PROMPT:
Return the lines of the data below in which the string "overview" occurs.

PROVIDED ENTRIES:
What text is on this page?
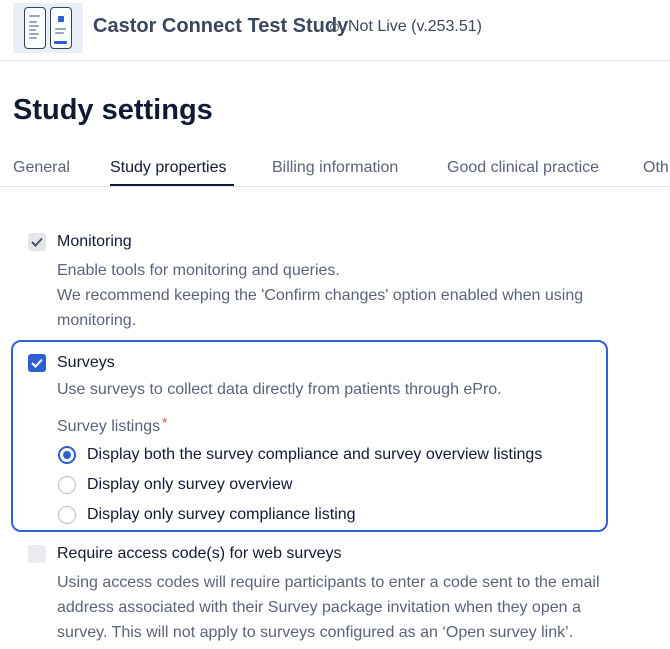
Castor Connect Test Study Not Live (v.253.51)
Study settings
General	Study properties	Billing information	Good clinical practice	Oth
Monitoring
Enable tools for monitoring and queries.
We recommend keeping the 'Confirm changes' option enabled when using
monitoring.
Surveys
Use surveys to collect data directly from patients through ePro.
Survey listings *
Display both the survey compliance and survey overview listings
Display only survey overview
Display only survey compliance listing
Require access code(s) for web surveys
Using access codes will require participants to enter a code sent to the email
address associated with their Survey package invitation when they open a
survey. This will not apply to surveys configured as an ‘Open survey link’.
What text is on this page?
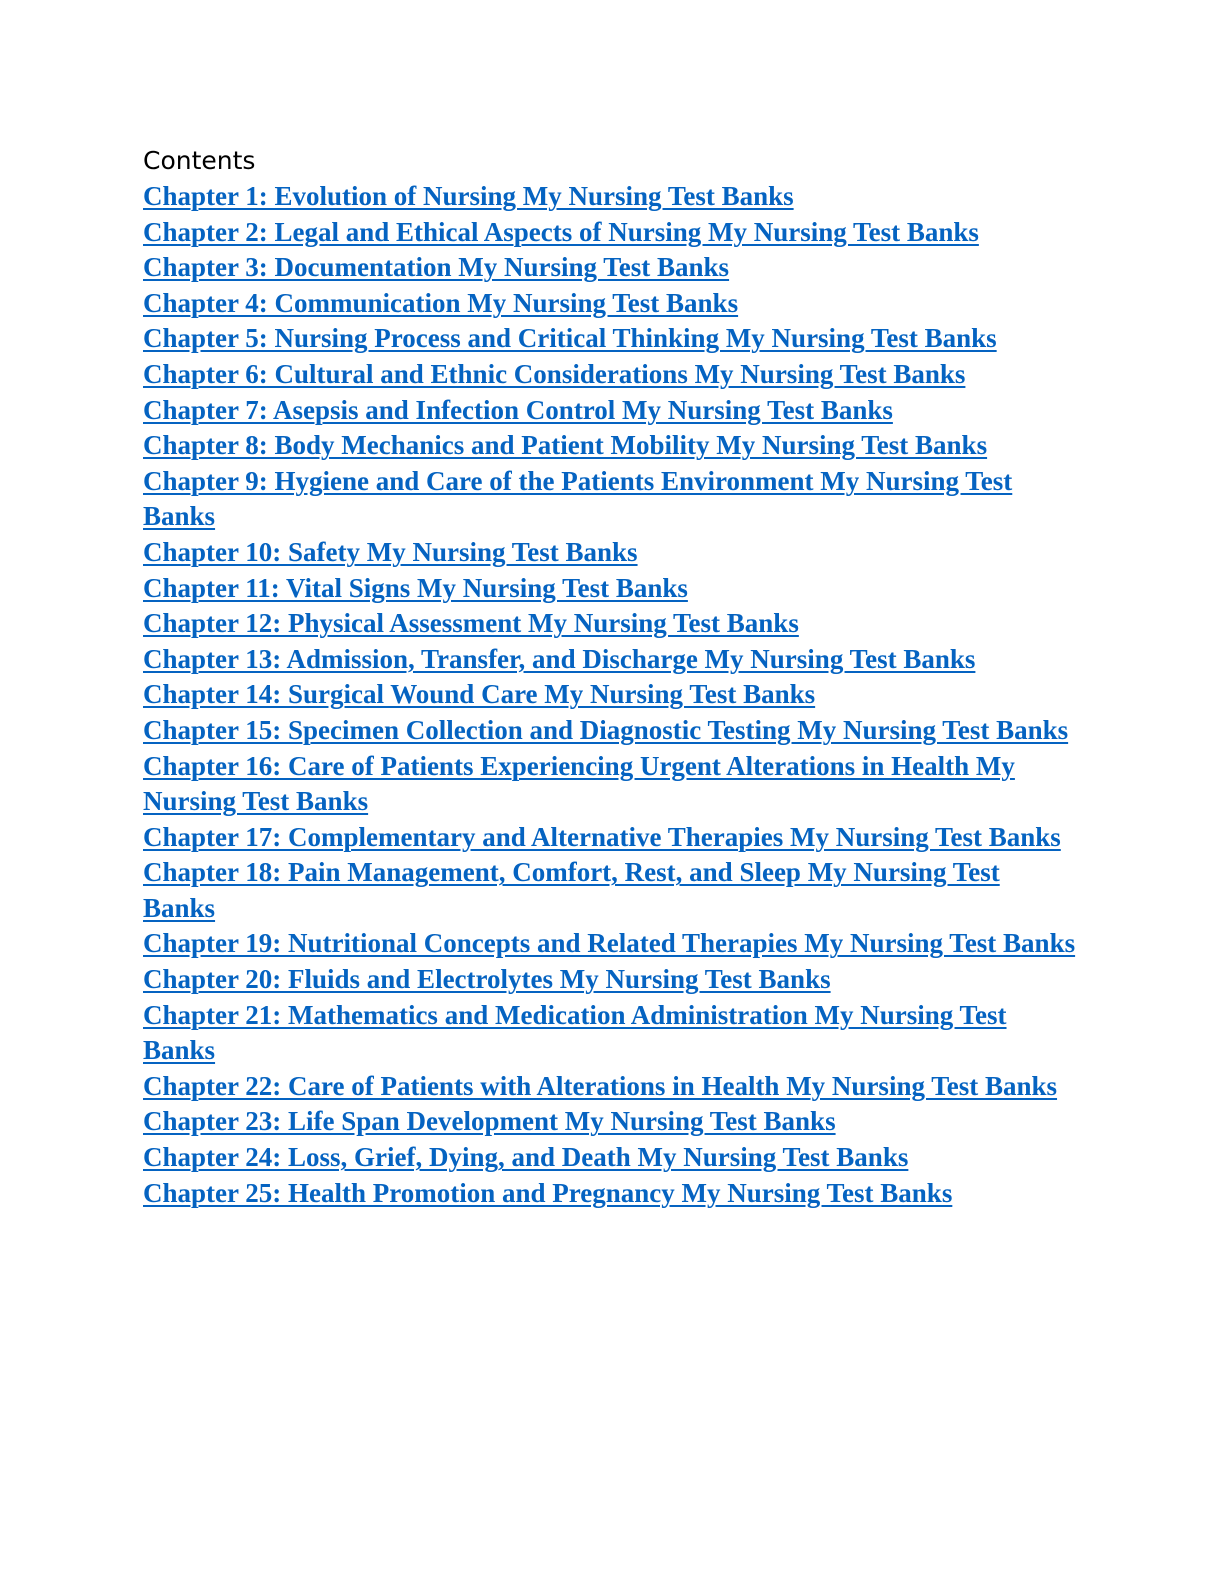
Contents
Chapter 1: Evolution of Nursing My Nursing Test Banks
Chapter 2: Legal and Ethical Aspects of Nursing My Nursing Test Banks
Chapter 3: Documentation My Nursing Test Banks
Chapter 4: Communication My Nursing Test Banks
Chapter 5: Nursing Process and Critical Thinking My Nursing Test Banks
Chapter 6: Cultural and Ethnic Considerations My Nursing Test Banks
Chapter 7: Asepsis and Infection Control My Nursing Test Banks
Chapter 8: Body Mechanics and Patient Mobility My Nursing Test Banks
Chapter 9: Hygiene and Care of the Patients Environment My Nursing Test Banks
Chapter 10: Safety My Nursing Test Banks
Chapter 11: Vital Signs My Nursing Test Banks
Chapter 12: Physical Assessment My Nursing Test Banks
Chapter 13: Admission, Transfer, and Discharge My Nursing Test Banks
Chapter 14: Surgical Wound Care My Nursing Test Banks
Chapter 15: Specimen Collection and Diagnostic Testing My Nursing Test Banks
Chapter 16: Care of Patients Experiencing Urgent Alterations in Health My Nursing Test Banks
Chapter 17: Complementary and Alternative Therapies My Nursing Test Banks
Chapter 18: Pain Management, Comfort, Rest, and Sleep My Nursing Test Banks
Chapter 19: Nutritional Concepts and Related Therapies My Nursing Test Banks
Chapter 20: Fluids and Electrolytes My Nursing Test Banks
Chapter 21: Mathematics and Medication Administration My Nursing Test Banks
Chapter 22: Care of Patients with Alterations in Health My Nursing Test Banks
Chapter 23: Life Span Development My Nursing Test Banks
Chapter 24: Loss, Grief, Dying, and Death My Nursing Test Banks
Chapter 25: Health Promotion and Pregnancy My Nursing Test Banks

RESPONSE FOR THIS EXERCISE:
Display both the survey compliance and survey overview listings
Display only survey overview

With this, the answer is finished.